* Source text *
A heat exchanger according to claim 1, wherein each of said tank and said base plate is made from an unfolded metal plate (13 and 14) by folding.
A heat exchanger according to claim 2, wherein said unfolded metal plate includes:

a rectangular body portion (13a and 14a) having a pair of first sides and a pair of second sides, a length of each first side being larger than that of each second side;

a pair of first folded portions (13f and 14b) formed along said first sides of said body portion;

a pair of second folded portions (13b and 14c) formed along said second sides of said body portion,

wherein said first and second folded portions are folded and connected to each other to form a box shape.
A heat exchanger according to claim 3, wherein said folded portion of said unfolded metal plate (13, 14) has a connection surface connecting between said tank (1) and said base plate (2).
A heat exchanger according to claim 4, wherein said connection surface is provided at said second folded portion (13b) of said unfolded metal plate (13) for said tank (1).
A heat exchanger according to claim 3, wherein said protrusion (15) is provided at said second folded portion (14c) of said unfolded metal plate (14) for said base plate (2).
A heat exchanger according to claim 3, further comprising:

an insert plate (7) for holding said tube; and

a claw portion (3) for receiving said insert plate therein, wherein said claw portion is provided on said second folded portion of said unfolded metal plate for said base plate.
A heat exchanger according to claim 3, wherein said second folded portion (14c) of said unfolded metal plate (14) for said base plate (2) has a rib (16) for increasing rigidity of said base plate in a longitudinal direction thereof.
A heat exchanger according to claim 7, wherein said claw portion has a concave portion (18).
A method for manufacturing a heat exchanger including a box-shaped tank (1) having first and second folded portions (13f, 13b) connected to each other to form a connection portion having a clearance (51) between connection portions of said folded portions (13f, 13b), a box-shaped base plate (2), and a tube (5), said method comprising:

cutting a first metal plate (13) for forming said box-shaped tank;

cutting a second metal plate (14) for forming said base plate and making a hole (4) through which said tube is inserted to communicate with said tank;

folding said first metal plate (13) along a predetermined folding line to form said tank (1) into a box shape which is U-shaped in cross section and in which one end side is closed and another end side is opened;

folding said second metal plate (14) along a predetermined folding line to form said base plate (2) into a box shape which is U-shaped in cross section, and in which one end side is closed and another end side is opened, and forming a protrusion (15) on said second metal plate to be opposite to said connection portion between said folded portions (13f, 13b) of said tank;

inserting an end portion of said tube (5) into said hole of said base plate (2) and

assembling said tank (1) with said base plate to cover said opening of said tank,

wherein said folded portions (13f, 13b) of said tank are inserted to inner peripheral surfaces of said folded portions (14b, 14c) of said base plate, and wherein the protrusion (15) fills the clearance (51); and
brazing said tank and said base plate and said tube integrally to make an assembled body.

* Explore the material *
• 1. List every step of the manufacturing method in the heat exchanger claims, in the order given.
• 2. According to the heat exchanger claims, what does the rib (16) increase?
• 3. Reproduce the passage of the heat exchanger claims between "a claw portion" and "longitudinal direction thereof.", inclusive.

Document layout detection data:
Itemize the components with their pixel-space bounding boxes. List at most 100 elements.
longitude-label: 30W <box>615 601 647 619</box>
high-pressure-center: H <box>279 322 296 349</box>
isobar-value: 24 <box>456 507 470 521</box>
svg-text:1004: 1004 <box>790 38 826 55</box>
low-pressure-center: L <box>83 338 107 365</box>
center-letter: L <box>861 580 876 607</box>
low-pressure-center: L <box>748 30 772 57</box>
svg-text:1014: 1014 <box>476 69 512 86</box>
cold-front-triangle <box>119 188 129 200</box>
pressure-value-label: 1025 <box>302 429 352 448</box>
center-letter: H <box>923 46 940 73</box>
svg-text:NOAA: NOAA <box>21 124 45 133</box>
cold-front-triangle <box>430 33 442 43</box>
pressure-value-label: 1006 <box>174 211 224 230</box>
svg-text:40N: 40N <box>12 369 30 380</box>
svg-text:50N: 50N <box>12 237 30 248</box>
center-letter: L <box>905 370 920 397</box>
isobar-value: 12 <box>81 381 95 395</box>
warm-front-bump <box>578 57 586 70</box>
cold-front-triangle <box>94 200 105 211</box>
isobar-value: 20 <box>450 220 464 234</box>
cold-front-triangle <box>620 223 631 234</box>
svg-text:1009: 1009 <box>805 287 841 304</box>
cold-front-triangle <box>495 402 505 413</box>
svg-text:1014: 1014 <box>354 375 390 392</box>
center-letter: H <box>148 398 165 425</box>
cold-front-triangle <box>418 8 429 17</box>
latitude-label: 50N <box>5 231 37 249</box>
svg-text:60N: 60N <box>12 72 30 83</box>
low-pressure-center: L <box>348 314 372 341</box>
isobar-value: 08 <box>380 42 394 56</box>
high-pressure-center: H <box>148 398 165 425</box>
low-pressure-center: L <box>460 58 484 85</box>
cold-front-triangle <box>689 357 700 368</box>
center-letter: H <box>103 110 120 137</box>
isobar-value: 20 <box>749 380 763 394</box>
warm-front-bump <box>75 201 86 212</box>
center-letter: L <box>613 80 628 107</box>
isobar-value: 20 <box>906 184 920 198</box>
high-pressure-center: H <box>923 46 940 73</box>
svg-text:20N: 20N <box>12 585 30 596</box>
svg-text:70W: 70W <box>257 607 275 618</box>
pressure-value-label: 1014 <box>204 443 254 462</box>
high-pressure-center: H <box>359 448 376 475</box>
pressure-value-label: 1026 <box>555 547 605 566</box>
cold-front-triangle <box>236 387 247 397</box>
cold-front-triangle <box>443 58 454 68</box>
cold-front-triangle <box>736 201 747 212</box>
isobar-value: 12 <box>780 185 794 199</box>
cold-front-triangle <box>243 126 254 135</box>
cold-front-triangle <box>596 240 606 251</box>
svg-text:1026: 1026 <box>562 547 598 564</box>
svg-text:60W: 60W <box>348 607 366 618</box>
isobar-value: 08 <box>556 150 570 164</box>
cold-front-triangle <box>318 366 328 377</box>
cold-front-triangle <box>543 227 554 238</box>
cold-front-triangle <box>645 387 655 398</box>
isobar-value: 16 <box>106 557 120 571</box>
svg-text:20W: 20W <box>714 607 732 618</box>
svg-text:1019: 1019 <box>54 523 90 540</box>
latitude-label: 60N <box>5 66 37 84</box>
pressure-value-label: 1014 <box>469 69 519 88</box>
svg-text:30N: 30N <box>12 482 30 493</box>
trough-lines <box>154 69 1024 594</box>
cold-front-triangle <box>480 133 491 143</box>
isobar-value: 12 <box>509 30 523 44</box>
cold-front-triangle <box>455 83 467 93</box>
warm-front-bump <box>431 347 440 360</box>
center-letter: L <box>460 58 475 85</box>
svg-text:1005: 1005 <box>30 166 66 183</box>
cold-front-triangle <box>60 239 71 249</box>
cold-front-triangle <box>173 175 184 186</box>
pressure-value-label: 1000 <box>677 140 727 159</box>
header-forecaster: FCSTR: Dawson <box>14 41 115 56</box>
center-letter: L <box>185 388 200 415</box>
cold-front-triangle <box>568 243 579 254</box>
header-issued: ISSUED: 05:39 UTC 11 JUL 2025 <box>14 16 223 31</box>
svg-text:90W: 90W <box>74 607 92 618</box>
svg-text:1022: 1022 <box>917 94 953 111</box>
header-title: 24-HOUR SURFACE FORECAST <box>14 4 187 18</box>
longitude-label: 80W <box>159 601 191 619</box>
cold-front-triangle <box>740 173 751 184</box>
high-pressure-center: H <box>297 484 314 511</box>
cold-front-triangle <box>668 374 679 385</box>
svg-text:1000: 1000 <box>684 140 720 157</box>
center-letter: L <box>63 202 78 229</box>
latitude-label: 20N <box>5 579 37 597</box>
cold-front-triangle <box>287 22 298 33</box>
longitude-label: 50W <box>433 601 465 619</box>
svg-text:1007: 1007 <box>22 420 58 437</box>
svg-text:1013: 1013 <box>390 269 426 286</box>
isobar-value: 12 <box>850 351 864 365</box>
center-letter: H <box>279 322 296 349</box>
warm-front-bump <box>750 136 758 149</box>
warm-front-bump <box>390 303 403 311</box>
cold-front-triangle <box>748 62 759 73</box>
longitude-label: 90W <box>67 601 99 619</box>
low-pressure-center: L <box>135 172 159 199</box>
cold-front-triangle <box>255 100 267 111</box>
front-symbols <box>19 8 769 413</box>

* Answer set *
• 1.
1. Cutting a first metal plate (13) for forming the box-shaped tank
2. Cutting a second metal plate (14) for forming the base plate and making a hole (4) through which the tube is inserted
3. Folding the first metal plate (13) along a predetermined folding line to form the tank (1) into a box shape
4. Folding the second metal plate (14) along a predetermined folding line to form the base plate (2) into a box shape, and forming a protrusion (15) on it
5. Inserting an end portion of the tube (5) into the hole of the base plate (2)
6. Assembling the tank (1) with the base plate to cover the opening of the tank
7. Brazing the tank, the base plate and the tube integrally to make an assembled body

• 2. The rigidity of the base plate in its longitudinal direction.

• 3.
a claw portion (3) for receiving said insert plate therein, wherein said claw portion is provided on said second folded portion of said unfolded metal plate for said base plate.
A heat exchanger according to claim 3, wherein said second folded portion (14c) of said unfolded metal plate (14) for said base plate (2) has a rib (16) for increasing rigidity of said base plate in a longitudinal direction thereof.